In the copy, include every entry exactly but none of the pictures.

::::::

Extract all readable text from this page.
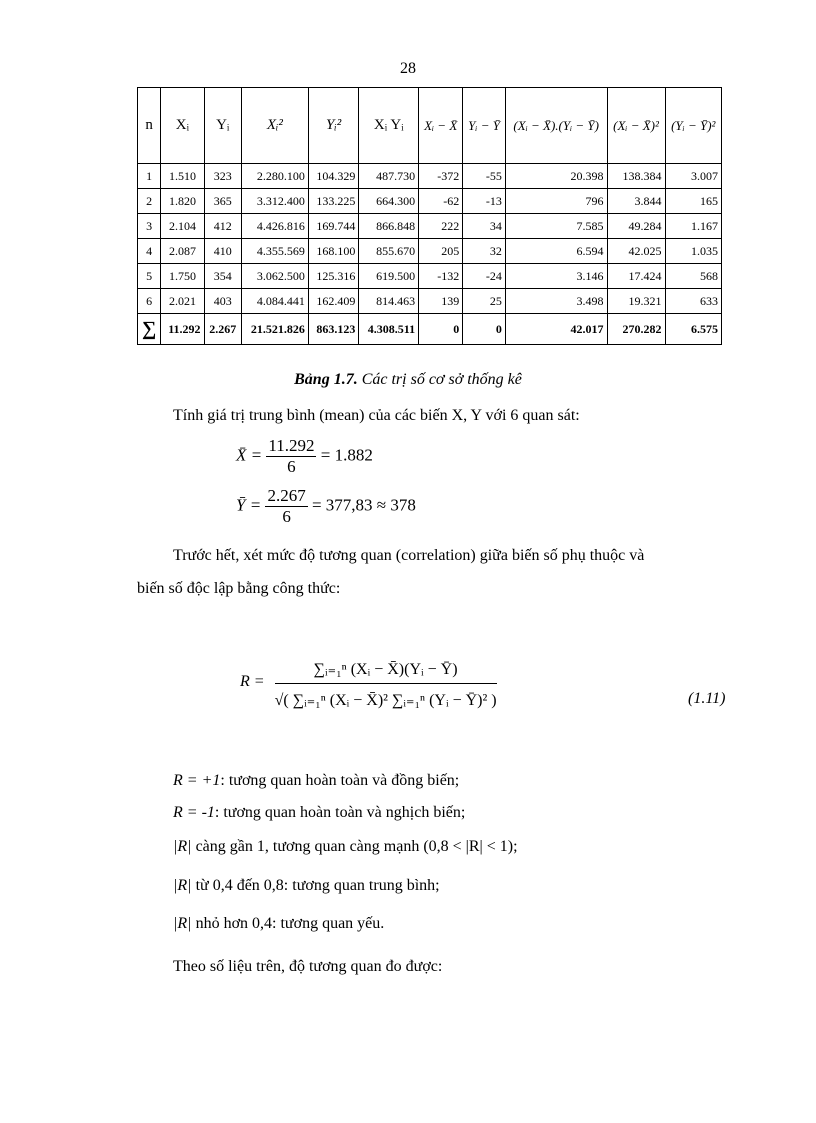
28
n	Xᵢ	Yᵢ	Xᵢ²	Yᵢ²	Xᵢ Yᵢ	Xᵢ − X̄	Yᵢ − Ȳ	(Xᵢ − X̄).(Yᵢ − Ȳ)	(Xᵢ − X̄)²	(Yᵢ − Ȳ)²
1	1.510	323	2.280.100	104.329	487.730	-372	-55	20.398	138.384	3.007
2	1.820	365	3.312.400	133.225	664.300	-62	-13	796	3.844	165
3	2.104	412	4.426.816	169.744	866.848	222	34	7.585	49.284	1.167
4	2.087	410	4.355.569	168.100	855.670	205	32	6.594	42.025	1.035
5	1.750	354	3.062.500	125.316	619.500	-132	-24	3.146	17.424	568
6	2.021	403	4.084.441	162.409	814.463	139	25	3.498	19.321	633
∑	11.292	2.267	21.521.826	863.123	4.308.511	0	0	42.017	270.282	6.575
Bảng 1.7. Các trị số cơ sở thống kê
Tính giá trị trung bình (mean) của các biến X, Y với 6 quan sát:
X̄ = $\frac{11.292}{6} = 1.882$
Ȳ = $\frac{2.267}{6} = 377,83 \approx 378$
Trước hết, xét mức độ tương quan (correlation) giữa biến số phụ thuộc và
biến số độc lập bằng công thức:
$R = \frac{\text{∑ᵢ₌₁ⁿ (Xᵢ − X̄)(Yᵢ − Ȳ)}}{\text{√( ∑ᵢ₌₁ⁿ (Xᵢ − X̄)² ∑ᵢ₌₁ⁿ (Yᵢ − Ȳ)² )}}$	(1.11)
R = +1: tương quan hoàn toàn và đồng biến;
R = -1: tương quan hoàn toàn và nghịch biến;
|R| càng gần 1, tương quan càng mạnh (0,8 < |R| < 1);
|R| từ 0,4 đến 0,8: tương quan trung bình;
|R| nhỏ hơn 0,4: tương quan yếu.
Theo số liệu trên, độ tương quan đo được:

::::::

- [Solution to the problem]
Extract all readable text from this page.
28
n	Xᵢ	Yᵢ	Xᵢ²	Yᵢ²	Xᵢ Yᵢ	Xᵢ − X̄	Yᵢ − Ȳ	(Xᵢ − X̄).(Yᵢ − Ȳ)	(Xᵢ − X̄)²	(Yᵢ − Ȳ)²
1	1.510	323	2.280.100	104.329	487.730	-372	-55	20.398	138.384	3.007
2	1.820	365	3.312.400	133.225	664.300	-62	-13	796	3.844	165
3	2.104	412	4.426.816	169.744	866.848	222	34	7.585	49.284	1.167
4	2.087	410	4.355.569	168.100	855.670	205	32	6.594	42.025	1.035
5	1.750	354	3.062.500	125.316	619.500	-132	-24	3.146	17.424	568
6	2.021	403	4.084.441	162.409	814.463	139	25	3.498	19.321	633
∑	11.292	2.267	21.521.826	863.123	4.308.511	0	0	42.017	270.282	6.575
Bảng 1.7. Các trị số cơ sở thống kê
Tính giá trị trung bình (mean) của các biến X, Y với 6 quan sát:
X̄ = $\frac{11.292}{6} = 1.882$
Ȳ = $\frac{2.267}{6} = 377,83 \approx 378$
Trước hết, xét mức độ tương quan (correlation) giữa biến số phụ thuộc và
biến số độc lập bằng công thức:
$R = \frac{\text{∑ᵢ₌₁ⁿ (Xᵢ − X̄)(Yᵢ − Ȳ)}}{\text{√( ∑ᵢ₌₁ⁿ (Xᵢ − X̄)² ∑ᵢ₌₁ⁿ (Yᵢ − Ȳ)² )}}$	(1.11)
R = +1: tương quan hoàn toàn và đồng biến;
R = -1: tương quan hoàn toàn và nghịch biến;
|R| càng gần 1, tương quan càng mạnh (0,8 < |R| < 1);
|R| từ 0,4 đến 0,8: tương quan trung bình;
|R| nhỏ hơn 0,4: tương quan yếu.
Theo số liệu trên, độ tương quan đo được:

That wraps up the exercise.